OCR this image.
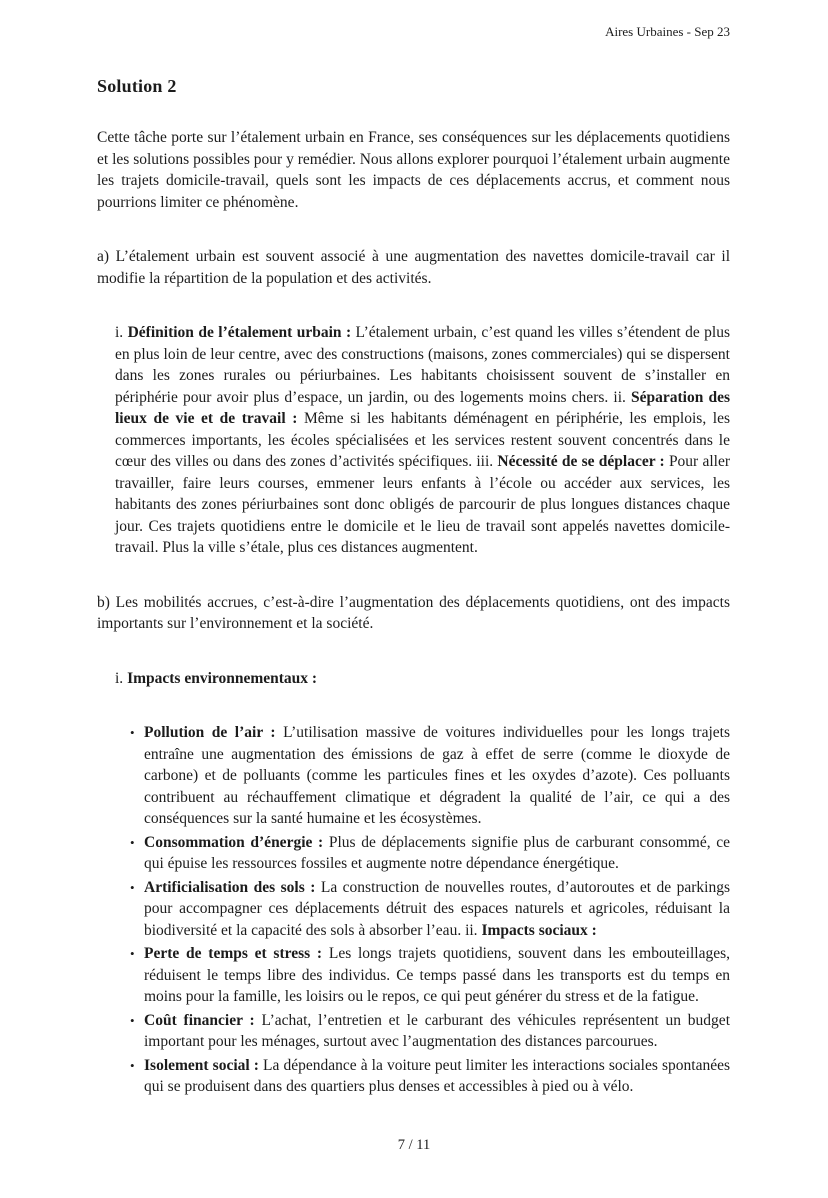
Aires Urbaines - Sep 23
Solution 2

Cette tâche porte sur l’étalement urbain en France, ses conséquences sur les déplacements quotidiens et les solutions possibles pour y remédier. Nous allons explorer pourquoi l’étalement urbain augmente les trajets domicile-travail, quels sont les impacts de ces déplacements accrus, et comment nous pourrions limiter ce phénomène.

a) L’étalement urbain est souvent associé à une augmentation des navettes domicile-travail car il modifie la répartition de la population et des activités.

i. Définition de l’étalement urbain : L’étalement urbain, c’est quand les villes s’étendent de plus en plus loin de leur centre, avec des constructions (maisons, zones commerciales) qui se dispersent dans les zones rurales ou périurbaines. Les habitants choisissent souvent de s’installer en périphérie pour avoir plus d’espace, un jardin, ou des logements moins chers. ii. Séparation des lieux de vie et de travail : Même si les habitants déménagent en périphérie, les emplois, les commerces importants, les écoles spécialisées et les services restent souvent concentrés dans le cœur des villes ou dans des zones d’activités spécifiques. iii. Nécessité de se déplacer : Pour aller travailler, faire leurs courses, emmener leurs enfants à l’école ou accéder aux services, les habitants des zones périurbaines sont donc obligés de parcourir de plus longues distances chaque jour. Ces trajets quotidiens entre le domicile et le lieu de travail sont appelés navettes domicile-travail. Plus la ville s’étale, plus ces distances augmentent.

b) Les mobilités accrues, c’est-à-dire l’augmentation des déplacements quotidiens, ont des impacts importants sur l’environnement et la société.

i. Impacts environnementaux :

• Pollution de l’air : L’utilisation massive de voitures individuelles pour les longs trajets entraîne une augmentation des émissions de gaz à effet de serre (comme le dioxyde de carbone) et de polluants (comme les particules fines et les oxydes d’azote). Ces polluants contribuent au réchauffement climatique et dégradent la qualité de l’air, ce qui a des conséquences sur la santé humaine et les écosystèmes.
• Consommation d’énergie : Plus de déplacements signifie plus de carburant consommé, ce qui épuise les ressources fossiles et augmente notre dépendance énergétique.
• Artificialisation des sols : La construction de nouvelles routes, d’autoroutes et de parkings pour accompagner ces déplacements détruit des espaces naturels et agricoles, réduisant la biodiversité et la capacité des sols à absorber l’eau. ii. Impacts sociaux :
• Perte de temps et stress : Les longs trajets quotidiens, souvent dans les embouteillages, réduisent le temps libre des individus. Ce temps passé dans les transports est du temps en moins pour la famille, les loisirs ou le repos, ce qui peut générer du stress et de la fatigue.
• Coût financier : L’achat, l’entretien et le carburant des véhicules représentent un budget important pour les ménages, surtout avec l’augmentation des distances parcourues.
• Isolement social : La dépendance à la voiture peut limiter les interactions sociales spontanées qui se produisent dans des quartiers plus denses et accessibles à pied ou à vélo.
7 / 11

▶ _DIRECTION_: Read the entries and pick out all lines that include the word "carburant".

▶ _EXERCISE OUTPUT_:
• Consommation d’énergie : Plus de déplacements signifie plus de carburant consommé, ce qui épuise les ressources fossiles et augmente notre dépendance énergétique.
• Coût financier : L’achat, l’entretien et le carburant des véhicules représentent un budget important pour les ménages, surtout avec l’augmentation des distances parcourues.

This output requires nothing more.